begin Dataset records

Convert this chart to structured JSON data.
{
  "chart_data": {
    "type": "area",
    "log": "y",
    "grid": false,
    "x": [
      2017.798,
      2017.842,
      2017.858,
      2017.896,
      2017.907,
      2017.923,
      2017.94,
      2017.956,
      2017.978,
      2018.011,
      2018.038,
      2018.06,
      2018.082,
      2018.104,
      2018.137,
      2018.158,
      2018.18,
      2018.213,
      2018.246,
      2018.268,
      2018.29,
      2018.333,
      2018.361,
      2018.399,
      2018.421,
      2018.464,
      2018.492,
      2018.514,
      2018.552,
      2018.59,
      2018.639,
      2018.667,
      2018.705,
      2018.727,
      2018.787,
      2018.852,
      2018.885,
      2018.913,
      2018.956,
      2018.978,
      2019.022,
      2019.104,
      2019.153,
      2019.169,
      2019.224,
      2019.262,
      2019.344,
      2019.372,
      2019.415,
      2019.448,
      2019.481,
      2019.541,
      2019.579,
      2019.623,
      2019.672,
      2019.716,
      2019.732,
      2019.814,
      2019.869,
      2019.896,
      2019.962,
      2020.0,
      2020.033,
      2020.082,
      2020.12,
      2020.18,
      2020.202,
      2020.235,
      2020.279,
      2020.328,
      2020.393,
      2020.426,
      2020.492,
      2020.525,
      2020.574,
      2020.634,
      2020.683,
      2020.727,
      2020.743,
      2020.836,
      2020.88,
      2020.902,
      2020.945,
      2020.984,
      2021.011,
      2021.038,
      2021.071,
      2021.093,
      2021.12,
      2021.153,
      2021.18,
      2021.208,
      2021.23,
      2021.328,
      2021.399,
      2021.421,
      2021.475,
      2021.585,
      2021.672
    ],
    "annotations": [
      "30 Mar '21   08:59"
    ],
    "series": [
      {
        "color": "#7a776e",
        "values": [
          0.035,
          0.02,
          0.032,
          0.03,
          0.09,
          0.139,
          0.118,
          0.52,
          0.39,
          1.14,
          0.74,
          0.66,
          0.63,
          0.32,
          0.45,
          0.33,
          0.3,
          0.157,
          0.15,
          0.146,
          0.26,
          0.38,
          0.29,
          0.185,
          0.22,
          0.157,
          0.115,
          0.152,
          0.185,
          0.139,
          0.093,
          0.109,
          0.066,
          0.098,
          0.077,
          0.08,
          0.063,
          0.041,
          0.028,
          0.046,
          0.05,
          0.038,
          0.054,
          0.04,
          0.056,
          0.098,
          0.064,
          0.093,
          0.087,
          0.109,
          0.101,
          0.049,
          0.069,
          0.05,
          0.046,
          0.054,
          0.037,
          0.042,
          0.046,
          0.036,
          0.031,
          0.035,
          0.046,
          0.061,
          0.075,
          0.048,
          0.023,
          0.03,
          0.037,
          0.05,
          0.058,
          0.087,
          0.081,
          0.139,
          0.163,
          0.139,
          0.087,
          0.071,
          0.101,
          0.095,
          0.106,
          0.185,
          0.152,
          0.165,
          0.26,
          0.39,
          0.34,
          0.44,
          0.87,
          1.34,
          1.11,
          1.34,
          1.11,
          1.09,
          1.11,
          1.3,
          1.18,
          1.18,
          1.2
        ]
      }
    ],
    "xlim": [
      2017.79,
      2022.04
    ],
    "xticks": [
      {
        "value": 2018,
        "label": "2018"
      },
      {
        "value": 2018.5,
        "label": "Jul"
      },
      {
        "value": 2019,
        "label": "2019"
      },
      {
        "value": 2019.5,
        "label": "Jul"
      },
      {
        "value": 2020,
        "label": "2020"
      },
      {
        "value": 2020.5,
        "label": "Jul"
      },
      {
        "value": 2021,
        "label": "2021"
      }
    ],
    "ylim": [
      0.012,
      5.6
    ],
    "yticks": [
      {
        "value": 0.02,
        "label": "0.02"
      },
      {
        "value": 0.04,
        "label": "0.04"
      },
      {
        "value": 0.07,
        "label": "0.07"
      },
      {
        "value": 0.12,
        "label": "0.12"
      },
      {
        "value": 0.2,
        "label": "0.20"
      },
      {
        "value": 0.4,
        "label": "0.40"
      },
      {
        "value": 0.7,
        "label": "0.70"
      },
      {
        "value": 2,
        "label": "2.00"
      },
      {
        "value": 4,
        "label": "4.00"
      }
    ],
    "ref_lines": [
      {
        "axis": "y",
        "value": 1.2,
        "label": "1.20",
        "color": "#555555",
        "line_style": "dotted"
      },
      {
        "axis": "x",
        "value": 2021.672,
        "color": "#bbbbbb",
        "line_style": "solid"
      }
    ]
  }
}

end Dataset records

**Exercise objective**: Search the listing for the word "color". Copy every line in which it occurs.

**Output below**:
        "color": "#7a776e",
        "color": "#555555",
        "color": "#bbbbbb",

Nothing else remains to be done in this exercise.